:: Exercise brief ::
Your task is to repeat the listing exactly.

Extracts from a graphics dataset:
-- start --
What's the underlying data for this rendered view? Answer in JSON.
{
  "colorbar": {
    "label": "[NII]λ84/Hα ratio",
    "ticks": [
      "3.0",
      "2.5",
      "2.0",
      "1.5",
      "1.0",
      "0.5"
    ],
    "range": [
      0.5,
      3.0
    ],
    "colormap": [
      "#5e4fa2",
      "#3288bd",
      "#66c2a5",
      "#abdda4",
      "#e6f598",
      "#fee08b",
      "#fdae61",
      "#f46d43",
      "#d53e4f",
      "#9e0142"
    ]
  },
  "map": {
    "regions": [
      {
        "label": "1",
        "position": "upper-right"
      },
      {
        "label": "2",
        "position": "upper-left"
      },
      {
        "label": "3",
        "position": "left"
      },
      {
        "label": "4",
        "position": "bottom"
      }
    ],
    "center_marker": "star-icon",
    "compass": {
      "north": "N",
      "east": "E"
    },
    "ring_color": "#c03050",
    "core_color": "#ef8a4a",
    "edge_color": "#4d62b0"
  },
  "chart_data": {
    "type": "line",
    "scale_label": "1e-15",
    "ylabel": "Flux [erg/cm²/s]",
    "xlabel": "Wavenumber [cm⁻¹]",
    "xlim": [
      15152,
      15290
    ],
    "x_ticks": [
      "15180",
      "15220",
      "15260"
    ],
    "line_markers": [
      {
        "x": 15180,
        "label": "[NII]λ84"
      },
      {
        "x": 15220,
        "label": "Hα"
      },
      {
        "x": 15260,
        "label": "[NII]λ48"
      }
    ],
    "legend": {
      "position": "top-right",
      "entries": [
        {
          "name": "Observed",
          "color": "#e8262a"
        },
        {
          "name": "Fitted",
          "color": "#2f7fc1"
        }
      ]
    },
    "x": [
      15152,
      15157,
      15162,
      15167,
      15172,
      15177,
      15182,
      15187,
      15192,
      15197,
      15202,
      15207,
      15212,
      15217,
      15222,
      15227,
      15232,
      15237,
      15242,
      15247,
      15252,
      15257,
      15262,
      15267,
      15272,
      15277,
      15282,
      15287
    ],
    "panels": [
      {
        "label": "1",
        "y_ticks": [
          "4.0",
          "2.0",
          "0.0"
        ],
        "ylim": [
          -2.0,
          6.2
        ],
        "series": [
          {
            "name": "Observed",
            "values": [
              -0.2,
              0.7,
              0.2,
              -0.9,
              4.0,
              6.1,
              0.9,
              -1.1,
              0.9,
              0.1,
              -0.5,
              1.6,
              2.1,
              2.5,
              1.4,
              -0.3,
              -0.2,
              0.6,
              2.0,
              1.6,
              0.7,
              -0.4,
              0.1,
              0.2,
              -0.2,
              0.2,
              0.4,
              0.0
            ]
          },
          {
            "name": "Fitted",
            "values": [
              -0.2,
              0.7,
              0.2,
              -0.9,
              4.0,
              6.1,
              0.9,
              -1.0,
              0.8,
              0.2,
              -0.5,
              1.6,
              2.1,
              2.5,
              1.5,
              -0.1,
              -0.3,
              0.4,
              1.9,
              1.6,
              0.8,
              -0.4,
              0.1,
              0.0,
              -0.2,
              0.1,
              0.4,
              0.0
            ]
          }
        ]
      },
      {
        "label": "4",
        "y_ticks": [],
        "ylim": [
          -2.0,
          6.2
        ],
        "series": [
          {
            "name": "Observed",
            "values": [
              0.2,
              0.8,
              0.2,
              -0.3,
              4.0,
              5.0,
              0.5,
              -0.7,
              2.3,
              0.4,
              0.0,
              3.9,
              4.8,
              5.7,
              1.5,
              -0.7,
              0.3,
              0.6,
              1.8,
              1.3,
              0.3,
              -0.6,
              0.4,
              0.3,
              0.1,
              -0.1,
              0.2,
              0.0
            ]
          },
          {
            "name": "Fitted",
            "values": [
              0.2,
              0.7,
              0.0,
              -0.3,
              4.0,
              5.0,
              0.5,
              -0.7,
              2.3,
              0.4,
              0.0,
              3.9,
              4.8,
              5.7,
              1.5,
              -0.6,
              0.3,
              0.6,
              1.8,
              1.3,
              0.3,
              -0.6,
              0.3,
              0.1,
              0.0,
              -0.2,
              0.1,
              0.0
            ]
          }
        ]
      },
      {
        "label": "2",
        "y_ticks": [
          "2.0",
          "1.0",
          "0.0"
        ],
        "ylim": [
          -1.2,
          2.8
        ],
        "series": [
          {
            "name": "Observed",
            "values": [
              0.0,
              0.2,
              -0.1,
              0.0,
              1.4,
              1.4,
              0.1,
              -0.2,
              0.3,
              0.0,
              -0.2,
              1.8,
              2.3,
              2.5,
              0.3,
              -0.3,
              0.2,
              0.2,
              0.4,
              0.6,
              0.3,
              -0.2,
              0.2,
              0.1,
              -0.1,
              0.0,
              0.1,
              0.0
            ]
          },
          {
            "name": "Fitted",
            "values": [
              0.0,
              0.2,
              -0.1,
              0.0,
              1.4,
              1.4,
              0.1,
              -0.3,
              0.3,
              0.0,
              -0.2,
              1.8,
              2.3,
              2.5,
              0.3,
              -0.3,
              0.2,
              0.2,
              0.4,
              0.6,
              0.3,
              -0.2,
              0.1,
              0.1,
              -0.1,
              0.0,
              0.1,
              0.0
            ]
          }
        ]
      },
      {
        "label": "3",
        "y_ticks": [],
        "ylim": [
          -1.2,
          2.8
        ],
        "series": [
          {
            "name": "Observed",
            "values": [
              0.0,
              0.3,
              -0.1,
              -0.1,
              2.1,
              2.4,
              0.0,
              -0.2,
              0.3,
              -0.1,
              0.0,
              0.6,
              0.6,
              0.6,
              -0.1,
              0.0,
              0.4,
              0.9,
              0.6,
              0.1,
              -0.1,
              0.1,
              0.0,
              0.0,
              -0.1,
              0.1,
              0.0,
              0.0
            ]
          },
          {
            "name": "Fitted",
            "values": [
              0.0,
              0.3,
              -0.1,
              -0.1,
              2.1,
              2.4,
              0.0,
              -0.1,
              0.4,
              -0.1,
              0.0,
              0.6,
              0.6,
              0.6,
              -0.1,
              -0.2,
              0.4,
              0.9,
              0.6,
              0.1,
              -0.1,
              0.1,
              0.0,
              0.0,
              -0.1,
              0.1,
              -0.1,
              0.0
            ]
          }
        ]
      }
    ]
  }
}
-- end --
:: Result ::
What's the underlying data for this rendered view? Answer in JSON.
{
  "colorbar": {
    "label": "[NII]λ84/Hα ratio",
    "ticks": [
      "3.0",
      "2.5",
      "2.0",
      "1.5",
      "1.0",
      "0.5"
    ],
    "range": [
      0.5,
      3.0
    ],
    "colormap": [
      "#5e4fa2",
      "#3288bd",
      "#66c2a5",
      "#abdda4",
      "#e6f598",
      "#fee08b",
      "#fdae61",
      "#f46d43",
      "#d53e4f",
      "#9e0142"
    ]
  },
  "map": {
    "regions": [
      {
        "label": "1",
        "position": "upper-right"
      },
      {
        "label": "2",
        "position": "upper-left"
      },
      {
        "label": "3",
        "position": "left"
      },
      {
        "label": "4",
        "position": "bottom"
      }
    ],
    "center_marker": "star-icon",
    "compass": {
      "north": "N",
      "east": "E"
    },
    "ring_color": "#c03050",
    "core_color": "#ef8a4a",
    "edge_color": "#4d62b0"
  },
  "chart_data": {
    "type": "line",
    "scale_label": "1e-15",
    "ylabel": "Flux [erg/cm²/s]",
    "xlabel": "Wavenumber [cm⁻¹]",
    "xlim": [
      15152,
      15290
    ],
    "x_ticks": [
      "15180",
      "15220",
      "15260"
    ],
    "line_markers": [
      {
        "x": 15180,
        "label": "[NII]λ84"
      },
      {
        "x": 15220,
        "label": "Hα"
      },
      {
        "x": 15260,
        "label": "[NII]λ48"
      }
    ],
    "legend": {
      "position": "top-right",
      "entries": [
        {
          "name": "Observed",
          "color": "#e8262a"
        },
        {
          "name": "Fitted",
          "color": "#2f7fc1"
        }
      ]
    },
    "x": [
      15152,
      15157,
      15162,
      15167,
      15172,
      15177,
      15182,
      15187,
      15192,
      15197,
      15202,
      15207,
      15212,
      15217,
      15222,
      15227,
      15232,
      15237,
      15242,
      15247,
      15252,
      15257,
      15262,
      15267,
      15272,
      15277,
      15282,
      15287
    ],
    "panels": [
      {
        "label": "1",
        "y_ticks": [
          "4.0",
          "2.0",
          "0.0"
        ],
        "ylim": [
          -2.0,
          6.2
        ],
        "series": [
          {
            "name": "Observed",
            "values": [
              -0.2,
              0.7,
              0.2,
              -0.9,
              4.0,
              6.1,
              0.9,
              -1.1,
              0.9,
              0.1,
              -0.5,
              1.6,
              2.1,
              2.5,
              1.4,
              -0.3,
              -0.2,
              0.6,
              2.0,
              1.6,
              0.7,
              -0.4,
              0.1,
              0.2,
              -0.2,
              0.2,
              0.4,
              0.0
            ]
          },
          {
            "name": "Fitted",
            "values": [
              -0.2,
              0.7,
              0.2,
              -0.9,
              4.0,
              6.1,
              0.9,
              -1.0,
              0.8,
              0.2,
              -0.5,
              1.6,
              2.1,
              2.5,
              1.5,
              -0.1,
              -0.3,
              0.4,
              1.9,
              1.6,
              0.8,
              -0.4,
              0.1,
              0.0,
              -0.2,
              0.1,
              0.4,
              0.0
            ]
          }
        ]
      },
      {
        "label": "4",
        "y_ticks": [],
        "ylim": [
          -2.0,
          6.2
        ],
        "series": [
          {
            "name": "Observed",
            "values": [
              0.2,
              0.8,
              0.2,
              -0.3,
              4.0,
              5.0,
              0.5,
              -0.7,
              2.3,
              0.4,
              0.0,
              3.9,
              4.8,
              5.7,
              1.5,
              -0.7,
              0.3,
              0.6,
              1.8,
              1.3,
              0.3,
              -0.6,
              0.4,
              0.3,
              0.1,
              -0.1,
              0.2,
              0.0
            ]
          },
          {
            "name": "Fitted",
            "values": [
              0.2,
              0.7,
              0.0,
              -0.3,
              4.0,
              5.0,
              0.5,
              -0.7,
              2.3,
              0.4,
              0.0,
              3.9,
              4.8,
              5.7,
              1.5,
              -0.6,
              0.3,
              0.6,
              1.8,
              1.3,
              0.3,
              -0.6,
              0.3,
              0.1,
              0.0,
              -0.2,
              0.1,
              0.0
            ]
          }
        ]
      },
      {
        "label": "2",
        "y_ticks": [
          "2.0",
          "1.0",
          "0.0"
        ],
        "ylim": [
          -1.2,
          2.8
        ],
        "series": [
          {
            "name": "Observed",
            "values": [
              0.0,
              0.2,
              -0.1,
              0.0,
              1.4,
              1.4,
              0.1,
              -0.2,
              0.3,
              0.0,
              -0.2,
              1.8,
              2.3,
              2.5,
              0.3,
              -0.3,
              0.2,
              0.2,
              0.4,
              0.6,
              0.3,
              -0.2,
              0.2,
              0.1,
              -0.1,
              0.0,
              0.1,
              0.0
            ]
          },
          {
            "name": "Fitted",
            "values": [
              0.0,
              0.2,
              -0.1,
              0.0,
              1.4,
              1.4,
              0.1,
              -0.3,
              0.3,
              0.0,
              -0.2,
              1.8,
              2.3,
              2.5,
              0.3,
              -0.3,
              0.2,
              0.2,
              0.4,
              0.6,
              0.3,
              -0.2,
              0.1,
              0.1,
              -0.1,
              0.0,
              0.1,
              0.0
            ]
          }
        ]
      },
      {
        "label": "3",
        "y_ticks": [],
        "ylim": [
          -1.2,
          2.8
        ],
        "series": [
          {
            "name": "Observed",
            "values": [
              0.0,
              0.3,
              -0.1,
              -0.1,
              2.1,
              2.4,
              0.0,
              -0.2,
              0.3,
              -0.1,
              0.0,
              0.6,
              0.6,
              0.6,
              -0.1,
              0.0,
              0.4,
              0.9,
              0.6,
              0.1,
              -0.1,
              0.1,
              0.0,
              0.0,
              -0.1,
              0.1,
              0.0,
              0.0
            ]
          },
          {
            "name": "Fitted",
            "values": [
              0.0,
              0.3,
              -0.1,
              -0.1,
              2.1,
              2.4,
              0.0,
              -0.1,
              0.4,
              -0.1,
              0.0,
              0.6,
              0.6,
              0.6,
              -0.1,
              -0.2,
              0.4,
              0.9,
              0.6,
              0.1,
              -0.1,
              0.1,
              0.0,
              0.0,
              -0.1,
              0.1,
              -0.1,
              0.0
            ]
          }
        ]
      }
    ]
  }
}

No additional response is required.